### MATERIAL
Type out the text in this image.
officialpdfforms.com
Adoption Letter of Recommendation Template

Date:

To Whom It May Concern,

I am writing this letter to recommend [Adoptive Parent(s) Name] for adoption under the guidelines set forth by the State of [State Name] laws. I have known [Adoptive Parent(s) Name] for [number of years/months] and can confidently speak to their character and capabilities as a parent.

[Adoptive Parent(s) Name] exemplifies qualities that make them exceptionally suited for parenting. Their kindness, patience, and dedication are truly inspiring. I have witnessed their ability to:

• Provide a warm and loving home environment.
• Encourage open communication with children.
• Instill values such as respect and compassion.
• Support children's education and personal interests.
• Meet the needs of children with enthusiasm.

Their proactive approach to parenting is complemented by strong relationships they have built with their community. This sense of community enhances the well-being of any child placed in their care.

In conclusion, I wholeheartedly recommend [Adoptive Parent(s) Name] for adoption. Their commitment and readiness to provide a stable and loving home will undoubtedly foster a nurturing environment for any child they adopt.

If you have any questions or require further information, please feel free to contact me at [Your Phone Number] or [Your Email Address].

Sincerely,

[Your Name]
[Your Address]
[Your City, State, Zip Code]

### AIM
Above are some records. Report the number of their lines that include "parenting", and add nothing else.

### RESULT OF THIS TASK
2